■ Direction: Print all the records exactly, please.

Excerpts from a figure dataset
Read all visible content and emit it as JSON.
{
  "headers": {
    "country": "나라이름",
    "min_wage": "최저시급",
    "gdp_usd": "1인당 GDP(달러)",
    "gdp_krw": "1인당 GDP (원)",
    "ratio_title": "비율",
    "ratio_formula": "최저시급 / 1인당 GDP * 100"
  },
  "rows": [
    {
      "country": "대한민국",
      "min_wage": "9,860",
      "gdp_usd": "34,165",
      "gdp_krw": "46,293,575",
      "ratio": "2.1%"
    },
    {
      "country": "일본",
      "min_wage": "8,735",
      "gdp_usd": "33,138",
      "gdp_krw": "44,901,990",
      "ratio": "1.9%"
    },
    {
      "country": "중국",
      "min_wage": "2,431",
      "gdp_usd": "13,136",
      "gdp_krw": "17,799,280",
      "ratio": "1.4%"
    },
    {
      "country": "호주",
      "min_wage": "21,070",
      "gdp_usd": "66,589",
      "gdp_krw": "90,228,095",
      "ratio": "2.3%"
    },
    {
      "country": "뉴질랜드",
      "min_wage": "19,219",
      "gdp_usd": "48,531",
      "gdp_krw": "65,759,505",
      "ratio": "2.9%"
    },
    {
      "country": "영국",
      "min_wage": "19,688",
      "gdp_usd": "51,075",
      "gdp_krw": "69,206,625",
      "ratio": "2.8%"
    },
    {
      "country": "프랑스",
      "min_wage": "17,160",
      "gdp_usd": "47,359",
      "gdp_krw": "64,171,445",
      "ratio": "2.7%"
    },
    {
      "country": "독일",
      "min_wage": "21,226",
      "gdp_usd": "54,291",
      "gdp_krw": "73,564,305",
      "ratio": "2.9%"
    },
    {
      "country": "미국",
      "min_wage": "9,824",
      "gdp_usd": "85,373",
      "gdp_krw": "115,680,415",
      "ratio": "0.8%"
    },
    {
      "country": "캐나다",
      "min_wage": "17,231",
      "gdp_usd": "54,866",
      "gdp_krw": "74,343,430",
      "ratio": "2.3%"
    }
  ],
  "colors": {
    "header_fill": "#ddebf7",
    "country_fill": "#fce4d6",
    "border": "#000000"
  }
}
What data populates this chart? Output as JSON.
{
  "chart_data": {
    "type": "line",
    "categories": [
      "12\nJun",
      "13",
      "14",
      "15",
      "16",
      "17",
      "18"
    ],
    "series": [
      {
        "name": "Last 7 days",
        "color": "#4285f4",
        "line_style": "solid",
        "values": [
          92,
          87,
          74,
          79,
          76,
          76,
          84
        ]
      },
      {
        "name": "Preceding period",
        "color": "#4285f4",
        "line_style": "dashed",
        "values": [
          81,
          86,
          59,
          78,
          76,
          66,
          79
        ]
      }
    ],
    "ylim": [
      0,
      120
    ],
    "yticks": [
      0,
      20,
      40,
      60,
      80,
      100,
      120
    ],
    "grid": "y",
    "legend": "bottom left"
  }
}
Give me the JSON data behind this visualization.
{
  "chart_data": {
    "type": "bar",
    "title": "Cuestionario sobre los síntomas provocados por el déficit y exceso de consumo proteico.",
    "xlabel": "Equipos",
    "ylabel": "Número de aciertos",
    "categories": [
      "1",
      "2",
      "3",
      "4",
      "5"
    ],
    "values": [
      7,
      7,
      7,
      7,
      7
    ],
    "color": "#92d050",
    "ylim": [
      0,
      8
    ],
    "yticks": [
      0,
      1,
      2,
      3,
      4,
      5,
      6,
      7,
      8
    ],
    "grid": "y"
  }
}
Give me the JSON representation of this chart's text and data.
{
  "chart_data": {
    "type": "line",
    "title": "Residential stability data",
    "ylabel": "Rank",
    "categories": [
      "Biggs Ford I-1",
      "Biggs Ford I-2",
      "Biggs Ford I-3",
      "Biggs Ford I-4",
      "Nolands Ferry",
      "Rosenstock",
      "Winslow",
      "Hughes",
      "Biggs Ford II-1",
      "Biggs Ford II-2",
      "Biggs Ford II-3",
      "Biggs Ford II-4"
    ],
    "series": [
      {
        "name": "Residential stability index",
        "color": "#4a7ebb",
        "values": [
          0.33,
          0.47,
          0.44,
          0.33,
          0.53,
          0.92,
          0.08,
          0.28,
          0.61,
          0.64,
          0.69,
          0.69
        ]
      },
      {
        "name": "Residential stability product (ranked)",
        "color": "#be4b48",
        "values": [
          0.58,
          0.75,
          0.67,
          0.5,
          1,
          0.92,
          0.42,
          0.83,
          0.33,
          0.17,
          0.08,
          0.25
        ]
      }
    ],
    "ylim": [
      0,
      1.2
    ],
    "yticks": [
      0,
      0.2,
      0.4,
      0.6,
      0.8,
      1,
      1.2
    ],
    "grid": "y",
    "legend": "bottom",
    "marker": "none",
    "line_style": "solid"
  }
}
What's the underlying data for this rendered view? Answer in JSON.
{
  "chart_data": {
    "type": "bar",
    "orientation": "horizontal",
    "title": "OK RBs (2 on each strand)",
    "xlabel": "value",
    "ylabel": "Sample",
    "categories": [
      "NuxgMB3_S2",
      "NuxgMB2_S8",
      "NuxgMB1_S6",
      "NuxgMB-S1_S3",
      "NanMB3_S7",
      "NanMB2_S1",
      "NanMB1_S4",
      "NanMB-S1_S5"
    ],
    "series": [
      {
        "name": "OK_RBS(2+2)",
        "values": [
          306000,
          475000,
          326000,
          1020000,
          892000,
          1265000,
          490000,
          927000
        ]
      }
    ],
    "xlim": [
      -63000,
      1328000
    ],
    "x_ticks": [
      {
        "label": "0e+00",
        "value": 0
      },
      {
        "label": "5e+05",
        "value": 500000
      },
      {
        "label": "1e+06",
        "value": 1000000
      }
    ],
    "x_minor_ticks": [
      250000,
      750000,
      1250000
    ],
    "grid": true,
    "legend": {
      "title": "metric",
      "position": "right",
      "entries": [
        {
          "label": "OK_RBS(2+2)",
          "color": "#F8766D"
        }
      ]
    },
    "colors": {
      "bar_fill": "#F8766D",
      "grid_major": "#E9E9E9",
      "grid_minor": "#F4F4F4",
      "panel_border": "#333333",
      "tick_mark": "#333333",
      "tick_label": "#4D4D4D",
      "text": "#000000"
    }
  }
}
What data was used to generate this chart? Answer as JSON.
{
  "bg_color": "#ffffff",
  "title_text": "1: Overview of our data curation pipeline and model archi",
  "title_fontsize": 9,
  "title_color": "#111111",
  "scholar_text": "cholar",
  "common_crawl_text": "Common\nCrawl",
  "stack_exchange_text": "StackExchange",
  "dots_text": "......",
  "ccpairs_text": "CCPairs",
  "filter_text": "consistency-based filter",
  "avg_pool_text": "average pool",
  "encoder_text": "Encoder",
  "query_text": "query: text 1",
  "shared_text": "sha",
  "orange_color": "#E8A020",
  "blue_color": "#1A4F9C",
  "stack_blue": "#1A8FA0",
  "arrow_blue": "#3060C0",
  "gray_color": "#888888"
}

■ Finished task:
Read all visible content and emit it as JSON.
{
  "headers": {
    "country": "나라이름",
    "min_wage": "최저시급",
    "gdp_usd": "1인당 GDP(달러)",
    "gdp_krw": "1인당 GDP (원)",
    "ratio_title": "비율",
    "ratio_formula": "최저시급 / 1인당 GDP * 100"
  },
  "rows": [
    {
      "country": "대한민국",
      "min_wage": "9,860",
      "gdp_usd": "34,165",
      "gdp_krw": "46,293,575",
      "ratio": "2.1%"
    },
    {
      "country": "일본",
      "min_wage": "8,735",
      "gdp_usd": "33,138",
      "gdp_krw": "44,901,990",
      "ratio": "1.9%"
    },
    {
      "country": "중국",
      "min_wage": "2,431",
      "gdp_usd": "13,136",
      "gdp_krw": "17,799,280",
      "ratio": "1.4%"
    },
    {
      "country": "호주",
      "min_wage": "21,070",
      "gdp_usd": "66,589",
      "gdp_krw": "90,228,095",
      "ratio": "2.3%"
    },
    {
      "country": "뉴질랜드",
      "min_wage": "19,219",
      "gdp_usd": "48,531",
      "gdp_krw": "65,759,505",
      "ratio": "2.9%"
    },
    {
      "country": "영국",
      "min_wage": "19,688",
      "gdp_usd": "51,075",
      "gdp_krw": "69,206,625",
      "ratio": "2.8%"
    },
    {
      "country": "프랑스",
      "min_wage": "17,160",
      "gdp_usd": "47,359",
      "gdp_krw": "64,171,445",
      "ratio": "2.7%"
    },
    {
      "country": "독일",
      "min_wage": "21,226",
      "gdp_usd": "54,291",
      "gdp_krw": "73,564,305",
      "ratio": "2.9%"
    },
    {
      "country": "미국",
      "min_wage": "9,824",
      "gdp_usd": "85,373",
      "gdp_krw": "115,680,415",
      "ratio": "0.8%"
    },
    {
      "country": "캐나다",
      "min_wage": "17,231",
      "gdp_usd": "54,866",
      "gdp_krw": "74,343,430",
      "ratio": "2.3%"
    }
  ],
  "colors": {
    "header_fill": "#ddebf7",
    "country_fill": "#fce4d6",
    "border": "#000000"
  }
}
What data populates this chart? Output as JSON.
{
  "chart_data": {
    "type": "line",
    "categories": [
      "12\nJun",
      "13",
      "14",
      "15",
      "16",
      "17",
      "18"
    ],
    "series": [
      {
        "name": "Last 7 days",
        "color": "#4285f4",
        "line_style": "solid",
        "values": [
          92,
          87,
          74,
          79,
          76,
          76,
          84
        ]
      },
      {
        "name": "Preceding period",
        "color": "#4285f4",
        "line_style": "dashed",
        "values": [
          81,
          86,
          59,
          78,
          76,
          66,
          79
        ]
      }
    ],
    "ylim": [
      0,
      120
    ],
    "yticks": [
      0,
      20,
      40,
      60,
      80,
      100,
      120
    ],
    "grid": "y",
    "legend": "bottom left"
  }
}
Give me the JSON data behind this visualization.
{
  "chart_data": {
    "type": "bar",
    "title": "Cuestionario sobre los síntomas provocados por el déficit y exceso de consumo proteico.",
    "xlabel": "Equipos",
    "ylabel": "Número de aciertos",
    "categories": [
      "1",
      "2",
      "3",
      "4",
      "5"
    ],
    "values": [
      7,
      7,
      7,
      7,
      7
    ],
    "color": "#92d050",
    "ylim": [
      0,
      8
    ],
    "yticks": [
      0,
      1,
      2,
      3,
      4,
      5,
      6,
      7,
      8
    ],
    "grid": "y"
  }
}
Give me the JSON representation of this chart's text and data.
{
  "chart_data": {
    "type": "line",
    "title": "Residential stability data",
    "ylabel": "Rank",
    "categories": [
      "Biggs Ford I-1",
      "Biggs Ford I-2",
      "Biggs Ford I-3",
      "Biggs Ford I-4",
      "Nolands Ferry",
      "Rosenstock",
      "Winslow",
      "Hughes",
      "Biggs Ford II-1",
      "Biggs Ford II-2",
      "Biggs Ford II-3",
      "Biggs Ford II-4"
    ],
    "series": [
      {
        "name": "Residential stability index",
        "color": "#4a7ebb",
        "values": [
          0.33,
          0.47,
          0.44,
          0.33,
          0.53,
          0.92,
          0.08,
          0.28,
          0.61,
          0.64,
          0.69,
          0.69
        ]
      },
      {
        "name": "Residential stability product (ranked)",
        "color": "#be4b48",
        "values": [
          0.58,
          0.75,
          0.67,
          0.5,
          1,
          0.92,
          0.42,
          0.83,
          0.33,
          0.17,
          0.08,
          0.25
        ]
      }
    ],
    "ylim": [
      0,
      1.2
    ],
    "yticks": [
      0,
      0.2,
      0.4,
      0.6,
      0.8,
      1,
      1.2
    ],
    "grid": "y",
    "legend": "bottom",
    "marker": "none",
    "line_style": "solid"
  }
}
What's the underlying data for this rendered view? Answer in JSON.
{
  "chart_data": {
    "type": "bar",
    "orientation": "horizontal",
    "title": "OK RBs (2 on each strand)",
    "xlabel": "value",
    "ylabel": "Sample",
    "categories": [
      "NuxgMB3_S2",
      "NuxgMB2_S8",
      "NuxgMB1_S6",
      "NuxgMB-S1_S3",
      "NanMB3_S7",
      "NanMB2_S1",
      "NanMB1_S4",
      "NanMB-S1_S5"
    ],
    "series": [
      {
        "name": "OK_RBS(2+2)",
        "values": [
          306000,
          475000,
          326000,
          1020000,
          892000,
          1265000,
          490000,
          927000
        ]
      }
    ],
    "xlim": [
      -63000,
      1328000
    ],
    "x_ticks": [
      {
        "label": "0e+00",
        "value": 0
      },
      {
        "label": "5e+05",
        "value": 500000
      },
      {
        "label": "1e+06",
        "value": 1000000
      }
    ],
    "x_minor_ticks": [
      250000,
      750000,
      1250000
    ],
    "grid": true,
    "legend": {
      "title": "metric",
      "position": "right",
      "entries": [
        {
          "label": "OK_RBS(2+2)",
          "color": "#F8766D"
        }
      ]
    },
    "colors": {
      "bar_fill": "#F8766D",
      "grid_major": "#E9E9E9",
      "grid_minor": "#F4F4F4",
      "panel_border": "#333333",
      "tick_mark": "#333333",
      "tick_label": "#4D4D4D",
      "text": "#000000"
    }
  }
}
What data was used to generate this chart? Answer as JSON.
{
  "bg_color": "#ffffff",
  "title_text": "1: Overview of our data curation pipeline and model archi",
  "title_fontsize": 9,
  "title_color": "#111111",
  "scholar_text": "cholar",
  "common_crawl_text": "Common\nCrawl",
  "stack_exchange_text": "StackExchange",
  "dots_text": "......",
  "ccpairs_text": "CCPairs",
  "filter_text": "consistency-based filter",
  "avg_pool_text": "average pool",
  "encoder_text": "Encoder",
  "query_text": "query: text 1",
  "shared_text": "sha",
  "orange_color": "#E8A020",
  "blue_color": "#1A4F9C",
  "stack_blue": "#1A8FA0",
  "arrow_blue": "#3060C0",
  "gray_color": "#888888"
}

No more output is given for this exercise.